[Work to complete] Beneath this task is a listing; retype all of it exactly.

━━━━━ Records to use

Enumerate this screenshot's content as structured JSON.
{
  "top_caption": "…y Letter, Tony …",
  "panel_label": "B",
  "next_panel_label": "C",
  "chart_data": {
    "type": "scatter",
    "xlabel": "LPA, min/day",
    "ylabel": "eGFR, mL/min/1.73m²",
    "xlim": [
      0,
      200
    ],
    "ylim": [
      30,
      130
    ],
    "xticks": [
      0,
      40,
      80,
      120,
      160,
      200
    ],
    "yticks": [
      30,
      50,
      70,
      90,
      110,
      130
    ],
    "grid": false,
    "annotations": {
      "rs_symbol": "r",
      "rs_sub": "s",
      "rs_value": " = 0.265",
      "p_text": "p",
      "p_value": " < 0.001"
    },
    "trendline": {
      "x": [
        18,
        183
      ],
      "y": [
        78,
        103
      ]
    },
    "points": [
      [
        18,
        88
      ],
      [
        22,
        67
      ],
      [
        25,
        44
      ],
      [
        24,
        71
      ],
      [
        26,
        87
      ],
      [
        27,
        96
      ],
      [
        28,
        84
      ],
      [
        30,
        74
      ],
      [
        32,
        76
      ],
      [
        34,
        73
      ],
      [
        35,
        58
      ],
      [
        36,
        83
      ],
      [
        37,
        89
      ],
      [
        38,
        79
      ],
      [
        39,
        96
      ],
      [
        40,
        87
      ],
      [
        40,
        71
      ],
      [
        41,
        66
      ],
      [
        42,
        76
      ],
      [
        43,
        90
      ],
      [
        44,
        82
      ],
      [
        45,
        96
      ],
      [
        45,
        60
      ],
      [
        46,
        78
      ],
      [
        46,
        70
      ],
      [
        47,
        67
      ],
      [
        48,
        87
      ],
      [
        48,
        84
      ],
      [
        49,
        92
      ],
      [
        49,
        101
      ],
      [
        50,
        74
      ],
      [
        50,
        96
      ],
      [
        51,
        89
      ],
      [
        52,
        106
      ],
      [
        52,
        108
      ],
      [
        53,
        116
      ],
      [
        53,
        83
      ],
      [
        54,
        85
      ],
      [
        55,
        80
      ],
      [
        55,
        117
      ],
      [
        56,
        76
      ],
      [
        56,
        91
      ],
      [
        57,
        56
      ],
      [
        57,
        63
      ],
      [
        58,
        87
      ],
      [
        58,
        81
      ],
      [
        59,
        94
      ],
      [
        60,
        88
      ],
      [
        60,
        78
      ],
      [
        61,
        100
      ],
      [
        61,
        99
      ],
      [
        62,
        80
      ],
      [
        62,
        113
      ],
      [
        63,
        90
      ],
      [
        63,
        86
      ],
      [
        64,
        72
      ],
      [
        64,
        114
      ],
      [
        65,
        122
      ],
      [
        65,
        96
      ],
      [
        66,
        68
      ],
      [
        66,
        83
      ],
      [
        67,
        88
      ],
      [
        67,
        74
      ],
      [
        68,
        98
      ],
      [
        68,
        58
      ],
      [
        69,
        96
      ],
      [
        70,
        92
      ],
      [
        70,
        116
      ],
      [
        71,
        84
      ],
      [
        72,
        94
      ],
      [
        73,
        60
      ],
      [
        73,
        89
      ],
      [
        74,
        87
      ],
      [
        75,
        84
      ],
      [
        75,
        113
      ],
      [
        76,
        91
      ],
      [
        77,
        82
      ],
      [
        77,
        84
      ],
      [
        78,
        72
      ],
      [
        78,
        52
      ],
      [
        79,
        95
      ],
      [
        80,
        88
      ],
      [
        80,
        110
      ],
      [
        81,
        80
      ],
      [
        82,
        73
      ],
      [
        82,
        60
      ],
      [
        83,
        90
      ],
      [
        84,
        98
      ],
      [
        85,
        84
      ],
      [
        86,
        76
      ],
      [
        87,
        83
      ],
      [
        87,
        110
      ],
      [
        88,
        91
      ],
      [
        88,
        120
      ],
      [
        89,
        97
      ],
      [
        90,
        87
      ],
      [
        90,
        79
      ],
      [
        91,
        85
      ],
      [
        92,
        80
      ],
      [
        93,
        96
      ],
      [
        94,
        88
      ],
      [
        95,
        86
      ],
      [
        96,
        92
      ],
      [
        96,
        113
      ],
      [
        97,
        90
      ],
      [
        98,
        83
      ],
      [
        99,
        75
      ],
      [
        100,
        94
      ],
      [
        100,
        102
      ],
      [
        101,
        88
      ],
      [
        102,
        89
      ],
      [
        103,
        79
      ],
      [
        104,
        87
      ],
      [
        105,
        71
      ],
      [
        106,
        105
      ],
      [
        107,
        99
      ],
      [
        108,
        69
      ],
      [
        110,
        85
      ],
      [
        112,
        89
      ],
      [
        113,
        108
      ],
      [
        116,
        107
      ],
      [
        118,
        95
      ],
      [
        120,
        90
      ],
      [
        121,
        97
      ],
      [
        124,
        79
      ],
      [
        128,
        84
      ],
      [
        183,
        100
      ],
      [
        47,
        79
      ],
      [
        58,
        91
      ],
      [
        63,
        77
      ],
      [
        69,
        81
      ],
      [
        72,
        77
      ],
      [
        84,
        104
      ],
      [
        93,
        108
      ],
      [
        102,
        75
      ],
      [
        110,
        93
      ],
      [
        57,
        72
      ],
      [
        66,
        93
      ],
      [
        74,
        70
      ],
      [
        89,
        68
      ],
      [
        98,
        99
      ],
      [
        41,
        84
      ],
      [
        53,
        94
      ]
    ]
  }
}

━━━━━━━━━━

[Answer]
Enumerate this screenshot's content as structured JSON.
{
  "top_caption": "…y Letter, Tony …",
  "panel_label": "B",
  "next_panel_label": "C",
  "chart_data": {
    "type": "scatter",
    "xlabel": "LPA, min/day",
    "ylabel": "eGFR, mL/min/1.73m²",
    "xlim": [
      0,
      200
    ],
    "ylim": [
      30,
      130
    ],
    "xticks": [
      0,
      40,
      80,
      120,
      160,
      200
    ],
    "yticks": [
      30,
      50,
      70,
      90,
      110,
      130
    ],
    "grid": false,
    "annotations": {
      "rs_symbol": "r",
      "rs_sub": "s",
      "rs_value": " = 0.265",
      "p_text": "p",
      "p_value": " < 0.001"
    },
    "trendline": {
      "x": [
        18,
        183
      ],
      "y": [
        78,
        103
      ]
    },
    "points": [
      [
        18,
        88
      ],
      [
        22,
        67
      ],
      [
        25,
        44
      ],
      [
        24,
        71
      ],
      [
        26,
        87
      ],
      [
        27,
        96
      ],
      [
        28,
        84
      ],
      [
        30,
        74
      ],
      [
        32,
        76
      ],
      [
        34,
        73
      ],
      [
        35,
        58
      ],
      [
        36,
        83
      ],
      [
        37,
        89
      ],
      [
        38,
        79
      ],
      [
        39,
        96
      ],
      [
        40,
        87
      ],
      [
        40,
        71
      ],
      [
        41,
        66
      ],
      [
        42,
        76
      ],
      [
        43,
        90
      ],
      [
        44,
        82
      ],
      [
        45,
        96
      ],
      [
        45,
        60
      ],
      [
        46,
        78
      ],
      [
        46,
        70
      ],
      [
        47,
        67
      ],
      [
        48,
        87
      ],
      [
        48,
        84
      ],
      [
        49,
        92
      ],
      [
        49,
        101
      ],
      [
        50,
        74
      ],
      [
        50,
        96
      ],
      [
        51,
        89
      ],
      [
        52,
        106
      ],
      [
        52,
        108
      ],
      [
        53,
        116
      ],
      [
        53,
        83
      ],
      [
        54,
        85
      ],
      [
        55,
        80
      ],
      [
        55,
        117
      ],
      [
        56,
        76
      ],
      [
        56,
        91
      ],
      [
        57,
        56
      ],
      [
        57,
        63
      ],
      [
        58,
        87
      ],
      [
        58,
        81
      ],
      [
        59,
        94
      ],
      [
        60,
        88
      ],
      [
        60,
        78
      ],
      [
        61,
        100
      ],
      [
        61,
        99
      ],
      [
        62,
        80
      ],
      [
        62,
        113
      ],
      [
        63,
        90
      ],
      [
        63,
        86
      ],
      [
        64,
        72
      ],
      [
        64,
        114
      ],
      [
        65,
        122
      ],
      [
        65,
        96
      ],
      [
        66,
        68
      ],
      [
        66,
        83
      ],
      [
        67,
        88
      ],
      [
        67,
        74
      ],
      [
        68,
        98
      ],
      [
        68,
        58
      ],
      [
        69,
        96
      ],
      [
        70,
        92
      ],
      [
        70,
        116
      ],
      [
        71,
        84
      ],
      [
        72,
        94
      ],
      [
        73,
        60
      ],
      [
        73,
        89
      ],
      [
        74,
        87
      ],
      [
        75,
        84
      ],
      [
        75,
        113
      ],
      [
        76,
        91
      ],
      [
        77,
        82
      ],
      [
        77,
        84
      ],
      [
        78,
        72
      ],
      [
        78,
        52
      ],
      [
        79,
        95
      ],
      [
        80,
        88
      ],
      [
        80,
        110
      ],
      [
        81,
        80
      ],
      [
        82,
        73
      ],
      [
        82,
        60
      ],
      [
        83,
        90
      ],
      [
        84,
        98
      ],
      [
        85,
        84
      ],
      [
        86,
        76
      ],
      [
        87,
        83
      ],
      [
        87,
        110
      ],
      [
        88,
        91
      ],
      [
        88,
        120
      ],
      [
        89,
        97
      ],
      [
        90,
        87
      ],
      [
        90,
        79
      ],
      [
        91,
        85
      ],
      [
        92,
        80
      ],
      [
        93,
        96
      ],
      [
        94,
        88
      ],
      [
        95,
        86
      ],
      [
        96,
        92
      ],
      [
        96,
        113
      ],
      [
        97,
        90
      ],
      [
        98,
        83
      ],
      [
        99,
        75
      ],
      [
        100,
        94
      ],
      [
        100,
        102
      ],
      [
        101,
        88
      ],
      [
        102,
        89
      ],
      [
        103,
        79
      ],
      [
        104,
        87
      ],
      [
        105,
        71
      ],
      [
        106,
        105
      ],
      [
        107,
        99
      ],
      [
        108,
        69
      ],
      [
        110,
        85
      ],
      [
        112,
        89
      ],
      [
        113,
        108
      ],
      [
        116,
        107
      ],
      [
        118,
        95
      ],
      [
        120,
        90
      ],
      [
        121,
        97
      ],
      [
        124,
        79
      ],
      [
        128,
        84
      ],
      [
        183,
        100
      ],
      [
        47,
        79
      ],
      [
        58,
        91
      ],
      [
        63,
        77
      ],
      [
        69,
        81
      ],
      [
        72,
        77
      ],
      [
        84,
        104
      ],
      [
        93,
        108
      ],
      [
        102,
        75
      ],
      [
        110,
        93
      ],
      [
        57,
        72
      ],
      [
        66,
        93
      ],
      [
        74,
        70
      ],
      [
        89,
        68
      ],
      [
        98,
        99
      ],
      [
        41,
        84
      ],
      [
        53,
        94
      ]
    ]
  }
}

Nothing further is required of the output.